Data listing
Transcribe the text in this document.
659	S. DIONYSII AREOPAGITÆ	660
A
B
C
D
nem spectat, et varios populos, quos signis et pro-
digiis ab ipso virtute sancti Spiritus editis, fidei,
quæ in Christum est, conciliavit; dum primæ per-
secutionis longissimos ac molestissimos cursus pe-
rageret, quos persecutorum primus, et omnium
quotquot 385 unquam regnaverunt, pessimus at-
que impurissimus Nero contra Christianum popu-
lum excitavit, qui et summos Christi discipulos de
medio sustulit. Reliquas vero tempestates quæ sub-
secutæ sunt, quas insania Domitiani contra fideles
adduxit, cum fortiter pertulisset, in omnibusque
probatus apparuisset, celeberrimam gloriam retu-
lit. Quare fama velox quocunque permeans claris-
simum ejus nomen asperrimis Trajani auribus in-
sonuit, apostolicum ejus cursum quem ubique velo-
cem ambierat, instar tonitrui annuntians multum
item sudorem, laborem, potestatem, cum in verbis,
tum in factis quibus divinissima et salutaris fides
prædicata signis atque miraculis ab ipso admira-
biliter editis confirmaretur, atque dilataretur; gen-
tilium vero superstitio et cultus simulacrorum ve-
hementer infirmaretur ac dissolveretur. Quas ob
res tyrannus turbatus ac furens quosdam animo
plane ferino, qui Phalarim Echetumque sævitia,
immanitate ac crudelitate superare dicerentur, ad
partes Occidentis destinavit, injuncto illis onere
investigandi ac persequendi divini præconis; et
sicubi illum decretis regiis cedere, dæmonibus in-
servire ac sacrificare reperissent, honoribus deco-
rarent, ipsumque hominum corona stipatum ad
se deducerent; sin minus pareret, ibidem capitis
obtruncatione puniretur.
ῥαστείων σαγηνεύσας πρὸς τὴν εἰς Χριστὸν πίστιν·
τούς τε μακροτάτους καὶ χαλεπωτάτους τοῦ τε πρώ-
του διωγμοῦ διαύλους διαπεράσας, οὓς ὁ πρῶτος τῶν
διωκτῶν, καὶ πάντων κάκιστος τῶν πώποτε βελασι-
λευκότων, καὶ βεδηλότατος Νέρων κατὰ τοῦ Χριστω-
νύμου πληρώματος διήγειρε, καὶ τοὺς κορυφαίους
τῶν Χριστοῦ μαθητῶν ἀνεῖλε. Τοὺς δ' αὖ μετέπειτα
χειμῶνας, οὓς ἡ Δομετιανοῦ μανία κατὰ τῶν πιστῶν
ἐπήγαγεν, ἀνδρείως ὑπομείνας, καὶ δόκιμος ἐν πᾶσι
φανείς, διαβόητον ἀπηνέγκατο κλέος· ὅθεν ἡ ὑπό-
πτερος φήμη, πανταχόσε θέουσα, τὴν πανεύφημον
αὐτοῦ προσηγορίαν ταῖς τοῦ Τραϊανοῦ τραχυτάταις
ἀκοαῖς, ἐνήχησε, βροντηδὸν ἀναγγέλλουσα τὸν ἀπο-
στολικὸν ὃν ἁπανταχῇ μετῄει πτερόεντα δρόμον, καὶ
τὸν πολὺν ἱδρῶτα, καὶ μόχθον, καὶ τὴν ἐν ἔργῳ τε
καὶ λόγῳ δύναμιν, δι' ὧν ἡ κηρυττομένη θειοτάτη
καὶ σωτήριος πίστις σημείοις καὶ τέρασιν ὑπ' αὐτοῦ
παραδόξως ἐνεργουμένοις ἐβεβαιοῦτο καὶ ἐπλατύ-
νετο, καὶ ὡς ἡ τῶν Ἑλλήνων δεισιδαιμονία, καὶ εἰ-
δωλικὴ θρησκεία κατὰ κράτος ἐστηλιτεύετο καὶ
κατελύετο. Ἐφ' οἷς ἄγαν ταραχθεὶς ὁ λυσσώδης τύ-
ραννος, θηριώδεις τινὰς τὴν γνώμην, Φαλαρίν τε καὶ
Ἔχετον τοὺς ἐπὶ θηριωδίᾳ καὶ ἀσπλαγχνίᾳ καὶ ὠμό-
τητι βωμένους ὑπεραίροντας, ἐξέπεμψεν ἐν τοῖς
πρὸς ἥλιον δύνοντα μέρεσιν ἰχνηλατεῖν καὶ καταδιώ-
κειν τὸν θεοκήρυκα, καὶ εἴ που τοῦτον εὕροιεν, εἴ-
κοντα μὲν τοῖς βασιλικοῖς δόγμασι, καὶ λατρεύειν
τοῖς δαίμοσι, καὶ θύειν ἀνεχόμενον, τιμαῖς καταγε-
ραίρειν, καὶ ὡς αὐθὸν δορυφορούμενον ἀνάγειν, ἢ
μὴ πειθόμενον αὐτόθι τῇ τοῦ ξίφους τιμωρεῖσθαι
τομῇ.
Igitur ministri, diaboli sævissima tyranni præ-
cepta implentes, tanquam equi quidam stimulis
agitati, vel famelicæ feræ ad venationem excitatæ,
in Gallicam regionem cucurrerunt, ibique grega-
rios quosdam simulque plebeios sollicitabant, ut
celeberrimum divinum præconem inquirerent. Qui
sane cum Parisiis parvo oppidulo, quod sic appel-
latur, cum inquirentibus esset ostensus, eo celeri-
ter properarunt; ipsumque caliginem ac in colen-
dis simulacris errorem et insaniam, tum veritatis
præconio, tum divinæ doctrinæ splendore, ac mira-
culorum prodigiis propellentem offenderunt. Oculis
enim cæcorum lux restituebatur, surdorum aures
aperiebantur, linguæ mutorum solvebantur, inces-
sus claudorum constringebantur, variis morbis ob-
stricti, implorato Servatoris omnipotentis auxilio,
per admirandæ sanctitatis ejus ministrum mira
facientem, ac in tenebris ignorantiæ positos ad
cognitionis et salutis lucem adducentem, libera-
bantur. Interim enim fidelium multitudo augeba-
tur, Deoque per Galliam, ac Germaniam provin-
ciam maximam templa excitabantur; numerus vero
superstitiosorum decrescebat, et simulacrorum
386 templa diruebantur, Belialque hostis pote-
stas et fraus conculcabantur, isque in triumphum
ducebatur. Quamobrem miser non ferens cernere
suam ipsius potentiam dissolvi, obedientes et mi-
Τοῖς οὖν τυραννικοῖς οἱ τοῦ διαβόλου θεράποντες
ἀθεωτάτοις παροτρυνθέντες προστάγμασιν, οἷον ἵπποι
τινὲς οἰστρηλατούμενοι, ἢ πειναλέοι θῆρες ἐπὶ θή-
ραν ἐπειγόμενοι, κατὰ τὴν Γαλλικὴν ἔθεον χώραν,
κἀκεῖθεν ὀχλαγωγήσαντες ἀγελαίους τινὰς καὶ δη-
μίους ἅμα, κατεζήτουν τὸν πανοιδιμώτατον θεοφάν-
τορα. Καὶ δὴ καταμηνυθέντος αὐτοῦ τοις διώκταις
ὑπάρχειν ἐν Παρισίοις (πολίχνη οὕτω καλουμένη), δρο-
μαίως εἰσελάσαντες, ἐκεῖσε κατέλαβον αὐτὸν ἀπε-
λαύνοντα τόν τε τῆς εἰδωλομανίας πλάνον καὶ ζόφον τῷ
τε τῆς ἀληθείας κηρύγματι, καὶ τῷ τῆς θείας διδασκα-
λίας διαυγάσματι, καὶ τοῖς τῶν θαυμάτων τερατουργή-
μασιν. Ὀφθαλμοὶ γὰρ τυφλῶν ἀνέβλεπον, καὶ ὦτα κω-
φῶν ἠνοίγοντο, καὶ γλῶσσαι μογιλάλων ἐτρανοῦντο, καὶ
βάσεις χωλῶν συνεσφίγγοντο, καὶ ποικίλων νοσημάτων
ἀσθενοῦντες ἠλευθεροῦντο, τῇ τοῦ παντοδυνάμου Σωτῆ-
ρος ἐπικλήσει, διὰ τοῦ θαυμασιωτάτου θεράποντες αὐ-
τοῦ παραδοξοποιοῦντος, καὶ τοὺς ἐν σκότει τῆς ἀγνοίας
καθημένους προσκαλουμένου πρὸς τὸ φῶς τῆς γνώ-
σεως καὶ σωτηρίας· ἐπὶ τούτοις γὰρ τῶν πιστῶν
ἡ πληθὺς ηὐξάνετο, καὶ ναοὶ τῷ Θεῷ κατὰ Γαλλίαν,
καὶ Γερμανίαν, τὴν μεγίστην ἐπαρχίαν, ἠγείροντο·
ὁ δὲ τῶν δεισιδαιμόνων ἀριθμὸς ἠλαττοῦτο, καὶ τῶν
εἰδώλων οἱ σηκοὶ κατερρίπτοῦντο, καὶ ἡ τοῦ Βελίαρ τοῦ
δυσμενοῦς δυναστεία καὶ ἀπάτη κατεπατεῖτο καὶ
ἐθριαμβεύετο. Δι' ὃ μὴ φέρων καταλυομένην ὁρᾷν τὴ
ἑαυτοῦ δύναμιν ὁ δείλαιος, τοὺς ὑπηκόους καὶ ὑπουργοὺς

**BRIEF:**
Across the records, how many lines contain "πιστῶν"? Only the number should be given.

**OUTPUT FOR THIS TASK:**
2